▶ _DIRECTIVE_:
What is the number of lines in the data holding the word "ستاد"? Give that number by itself.

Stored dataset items
** Begin **
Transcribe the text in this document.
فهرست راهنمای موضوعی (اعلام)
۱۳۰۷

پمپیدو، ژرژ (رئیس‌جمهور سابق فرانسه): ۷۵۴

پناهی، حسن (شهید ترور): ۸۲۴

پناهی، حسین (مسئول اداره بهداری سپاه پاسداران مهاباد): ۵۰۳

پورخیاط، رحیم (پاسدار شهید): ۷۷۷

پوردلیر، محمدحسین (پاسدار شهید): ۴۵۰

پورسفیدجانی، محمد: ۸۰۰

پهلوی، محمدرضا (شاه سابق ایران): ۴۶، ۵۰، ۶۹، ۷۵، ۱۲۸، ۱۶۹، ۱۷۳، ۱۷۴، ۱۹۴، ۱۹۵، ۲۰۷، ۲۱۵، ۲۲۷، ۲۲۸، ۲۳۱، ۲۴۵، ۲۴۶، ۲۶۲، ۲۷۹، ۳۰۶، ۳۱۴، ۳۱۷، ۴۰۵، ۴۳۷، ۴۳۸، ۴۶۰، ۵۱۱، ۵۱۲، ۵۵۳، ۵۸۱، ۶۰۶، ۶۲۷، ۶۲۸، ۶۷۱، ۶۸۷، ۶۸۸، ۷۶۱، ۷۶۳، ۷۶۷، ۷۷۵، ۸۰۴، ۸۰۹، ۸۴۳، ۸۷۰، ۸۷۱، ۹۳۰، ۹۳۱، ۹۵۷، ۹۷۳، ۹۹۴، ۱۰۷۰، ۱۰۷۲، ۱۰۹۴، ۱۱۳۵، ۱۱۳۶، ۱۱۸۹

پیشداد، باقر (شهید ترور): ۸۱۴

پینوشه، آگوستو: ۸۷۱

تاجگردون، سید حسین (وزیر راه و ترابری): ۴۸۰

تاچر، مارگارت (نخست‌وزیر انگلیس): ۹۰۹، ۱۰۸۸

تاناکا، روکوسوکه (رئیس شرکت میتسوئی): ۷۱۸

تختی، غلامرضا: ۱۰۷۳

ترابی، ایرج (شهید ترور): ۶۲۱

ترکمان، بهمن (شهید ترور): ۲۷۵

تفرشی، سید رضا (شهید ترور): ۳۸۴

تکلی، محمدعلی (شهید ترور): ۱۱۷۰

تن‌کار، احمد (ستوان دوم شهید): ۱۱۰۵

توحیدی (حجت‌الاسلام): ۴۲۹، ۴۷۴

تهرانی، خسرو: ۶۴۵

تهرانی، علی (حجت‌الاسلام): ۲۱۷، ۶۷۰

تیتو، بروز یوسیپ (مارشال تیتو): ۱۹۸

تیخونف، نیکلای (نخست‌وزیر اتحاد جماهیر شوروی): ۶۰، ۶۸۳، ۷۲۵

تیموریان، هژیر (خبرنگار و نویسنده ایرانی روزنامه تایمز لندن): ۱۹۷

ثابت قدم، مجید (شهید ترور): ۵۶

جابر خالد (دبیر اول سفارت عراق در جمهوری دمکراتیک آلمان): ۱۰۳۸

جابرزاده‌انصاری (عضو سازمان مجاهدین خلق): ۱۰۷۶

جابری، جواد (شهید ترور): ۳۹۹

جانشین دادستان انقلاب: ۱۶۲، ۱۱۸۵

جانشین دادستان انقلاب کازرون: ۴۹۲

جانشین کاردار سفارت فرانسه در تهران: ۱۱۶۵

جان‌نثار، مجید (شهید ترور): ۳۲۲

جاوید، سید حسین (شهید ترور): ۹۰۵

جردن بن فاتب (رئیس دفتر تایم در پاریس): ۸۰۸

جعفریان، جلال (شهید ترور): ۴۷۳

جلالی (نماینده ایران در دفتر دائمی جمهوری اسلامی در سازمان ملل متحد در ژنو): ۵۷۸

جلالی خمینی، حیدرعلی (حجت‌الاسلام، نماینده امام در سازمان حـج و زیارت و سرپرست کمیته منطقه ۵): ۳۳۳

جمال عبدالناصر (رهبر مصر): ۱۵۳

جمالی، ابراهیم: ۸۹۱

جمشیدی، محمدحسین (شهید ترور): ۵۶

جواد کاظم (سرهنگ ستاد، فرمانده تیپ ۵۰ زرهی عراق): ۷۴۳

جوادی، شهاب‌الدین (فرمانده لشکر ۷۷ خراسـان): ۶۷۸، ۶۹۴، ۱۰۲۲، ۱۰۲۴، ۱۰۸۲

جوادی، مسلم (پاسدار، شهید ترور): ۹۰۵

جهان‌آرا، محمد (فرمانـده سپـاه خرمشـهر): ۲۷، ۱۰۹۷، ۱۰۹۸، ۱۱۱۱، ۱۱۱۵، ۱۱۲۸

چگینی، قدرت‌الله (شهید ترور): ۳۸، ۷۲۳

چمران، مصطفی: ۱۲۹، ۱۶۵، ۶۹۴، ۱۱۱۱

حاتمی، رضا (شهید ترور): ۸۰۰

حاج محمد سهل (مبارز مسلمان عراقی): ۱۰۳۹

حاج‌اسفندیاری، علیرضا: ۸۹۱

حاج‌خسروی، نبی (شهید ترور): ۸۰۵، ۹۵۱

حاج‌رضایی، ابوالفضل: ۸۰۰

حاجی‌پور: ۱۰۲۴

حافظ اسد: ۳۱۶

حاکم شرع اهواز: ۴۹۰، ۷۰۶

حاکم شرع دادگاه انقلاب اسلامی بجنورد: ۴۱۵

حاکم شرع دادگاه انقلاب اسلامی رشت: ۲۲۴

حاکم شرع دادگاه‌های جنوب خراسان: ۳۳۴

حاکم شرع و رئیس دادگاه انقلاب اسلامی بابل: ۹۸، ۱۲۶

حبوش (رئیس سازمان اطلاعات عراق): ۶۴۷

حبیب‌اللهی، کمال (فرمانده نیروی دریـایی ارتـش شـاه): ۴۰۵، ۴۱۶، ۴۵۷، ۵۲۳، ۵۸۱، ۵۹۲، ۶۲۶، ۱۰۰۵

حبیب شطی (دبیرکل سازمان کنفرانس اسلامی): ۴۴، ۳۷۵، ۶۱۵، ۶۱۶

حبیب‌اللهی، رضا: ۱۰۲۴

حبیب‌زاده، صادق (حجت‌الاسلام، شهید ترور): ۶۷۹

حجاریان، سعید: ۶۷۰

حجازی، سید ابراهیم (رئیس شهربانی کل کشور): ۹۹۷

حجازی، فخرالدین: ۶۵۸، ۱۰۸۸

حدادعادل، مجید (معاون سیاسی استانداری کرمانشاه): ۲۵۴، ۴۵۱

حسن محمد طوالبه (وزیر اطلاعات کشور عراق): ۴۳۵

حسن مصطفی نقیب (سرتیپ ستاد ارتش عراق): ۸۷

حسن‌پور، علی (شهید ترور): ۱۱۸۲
** End **
▶ _WORKED ANSWER_:
2